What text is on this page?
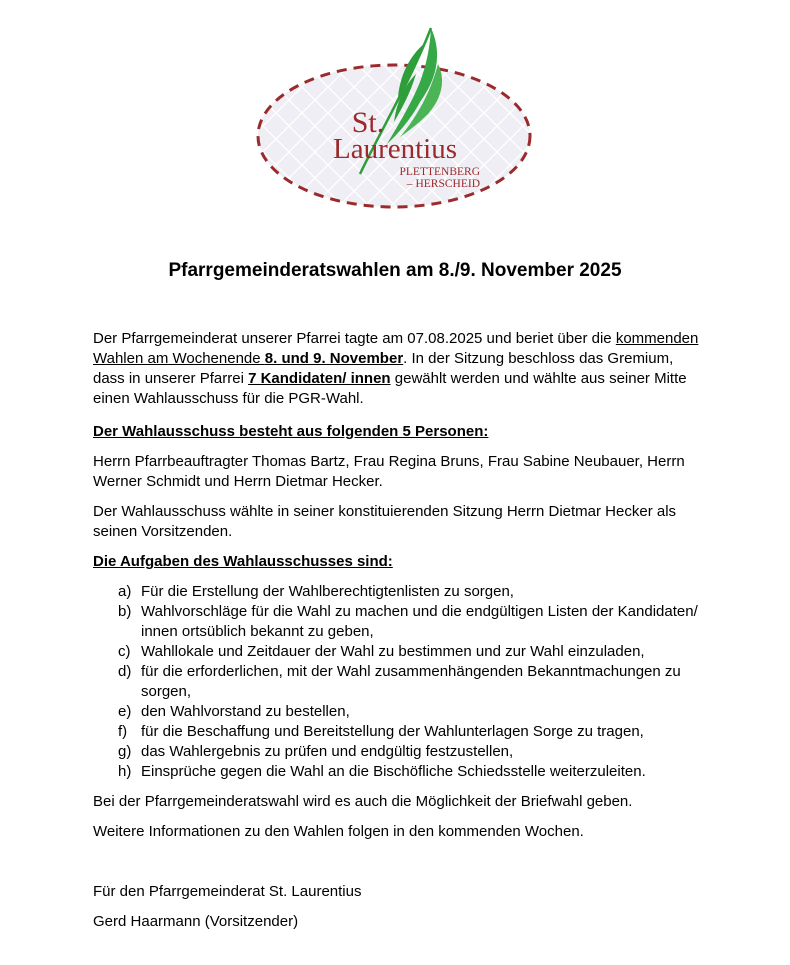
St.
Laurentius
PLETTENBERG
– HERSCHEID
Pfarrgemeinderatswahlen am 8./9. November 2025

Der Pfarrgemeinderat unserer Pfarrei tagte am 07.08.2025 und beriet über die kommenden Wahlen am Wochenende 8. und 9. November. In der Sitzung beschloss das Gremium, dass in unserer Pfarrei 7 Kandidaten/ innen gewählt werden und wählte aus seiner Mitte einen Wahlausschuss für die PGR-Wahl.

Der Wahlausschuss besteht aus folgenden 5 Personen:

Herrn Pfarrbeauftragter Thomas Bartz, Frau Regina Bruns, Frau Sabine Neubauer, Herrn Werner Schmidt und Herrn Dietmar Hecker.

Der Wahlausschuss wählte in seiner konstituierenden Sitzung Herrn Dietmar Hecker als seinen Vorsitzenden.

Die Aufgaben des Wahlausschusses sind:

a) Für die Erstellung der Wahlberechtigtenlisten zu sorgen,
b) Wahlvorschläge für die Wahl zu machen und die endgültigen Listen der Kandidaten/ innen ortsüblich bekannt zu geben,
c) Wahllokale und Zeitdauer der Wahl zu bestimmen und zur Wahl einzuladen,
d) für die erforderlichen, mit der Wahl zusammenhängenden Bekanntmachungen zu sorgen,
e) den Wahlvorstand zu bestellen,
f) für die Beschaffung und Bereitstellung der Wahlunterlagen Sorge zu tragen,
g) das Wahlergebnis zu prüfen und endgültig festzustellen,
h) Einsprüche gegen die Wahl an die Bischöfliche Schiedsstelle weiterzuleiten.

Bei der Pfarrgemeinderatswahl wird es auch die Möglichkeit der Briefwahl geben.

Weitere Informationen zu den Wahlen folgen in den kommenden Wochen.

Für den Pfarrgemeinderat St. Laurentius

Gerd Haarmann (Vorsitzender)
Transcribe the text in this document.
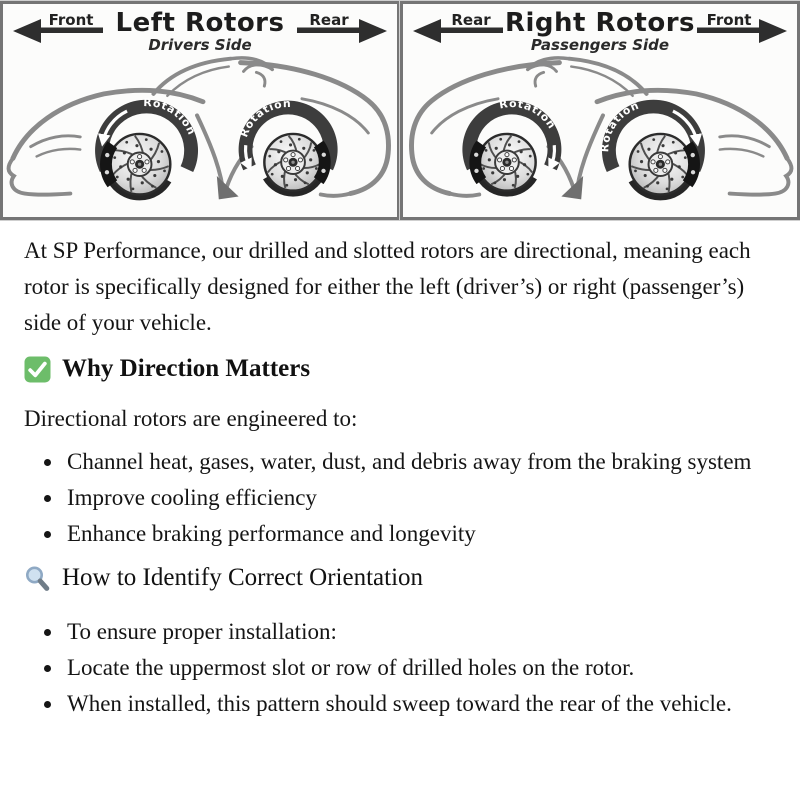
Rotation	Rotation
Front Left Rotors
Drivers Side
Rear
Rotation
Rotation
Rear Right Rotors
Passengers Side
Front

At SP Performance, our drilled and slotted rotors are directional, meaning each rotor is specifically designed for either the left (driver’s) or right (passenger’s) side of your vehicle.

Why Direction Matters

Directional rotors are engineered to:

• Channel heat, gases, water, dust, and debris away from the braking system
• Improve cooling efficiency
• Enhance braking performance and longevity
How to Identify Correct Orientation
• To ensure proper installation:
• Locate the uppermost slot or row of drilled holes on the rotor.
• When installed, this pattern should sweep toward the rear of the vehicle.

Your goal. Any pictures should be dropped; transcribe the rest of the records above exactly.

The reply.
What text is on this page?
St.
Laurentius
PLETTENBERG
– HERSCHEID
Pfarrgemeinderatswahlen am 8./9. November 2025

Der Pfarrgemeinderat unserer Pfarrei tagte am 07.08.2025 und beriet über die kommenden Wahlen am Wochenende 8. und 9. November. In der Sitzung beschloss das Gremium, dass in unserer Pfarrei 7 Kandidaten/ innen gewählt werden und wählte aus seiner Mitte einen Wahlausschuss für die PGR-Wahl.

Der Wahlausschuss besteht aus folgenden 5 Personen:

Herrn Pfarrbeauftragter Thomas Bartz, Frau Regina Bruns, Frau Sabine Neubauer, Herrn Werner Schmidt und Herrn Dietmar Hecker.

Der Wahlausschuss wählte in seiner konstituierenden Sitzung Herrn Dietmar Hecker als seinen Vorsitzenden.

Die Aufgaben des Wahlausschusses sind:

a) Für die Erstellung der Wahlberechtigtenlisten zu sorgen,
b) Wahlvorschläge für die Wahl zu machen und die endgültigen Listen der Kandidaten/ innen ortsüblich bekannt zu geben,
c) Wahllokale und Zeitdauer der Wahl zu bestimmen und zur Wahl einzuladen,
d) für die erforderlichen, mit der Wahl zusammenhängenden Bekanntmachungen zu sorgen,
e) den Wahlvorstand zu bestellen,
f) für die Beschaffung und Bereitstellung der Wahlunterlagen Sorge zu tragen,
g) das Wahlergebnis zu prüfen und endgültig festzustellen,
h) Einsprüche gegen die Wahl an die Bischöfliche Schiedsstelle weiterzuleiten.

Bei der Pfarrgemeinderatswahl wird es auch die Möglichkeit der Briefwahl geben.

Weitere Informationen zu den Wahlen folgen in den kommenden Wochen.

Für den Pfarrgemeinderat St. Laurentius

Gerd Haarmann (Vorsitzender)
Transcribe the text in this document.
Rotation	Rotation
Front Left Rotors
Drivers Side
Rear
Rotation
Rotation
Rear Right Rotors
Passengers Side
Front

At SP Performance, our drilled and slotted rotors are directional, meaning each rotor is specifically designed for either the left (driver’s) or right (passenger’s) side of your vehicle.

Why Direction Matters

Directional rotors are engineered to:

• Channel heat, gases, water, dust, and debris away from the braking system
• Improve cooling efficiency
• Enhance braking performance and longevity
How to Identify Correct Orientation
• To ensure proper installation:
• Locate the uppermost slot or row of drilled holes on the rotor.
• When installed, this pattern should sweep toward the rear of the vehicle.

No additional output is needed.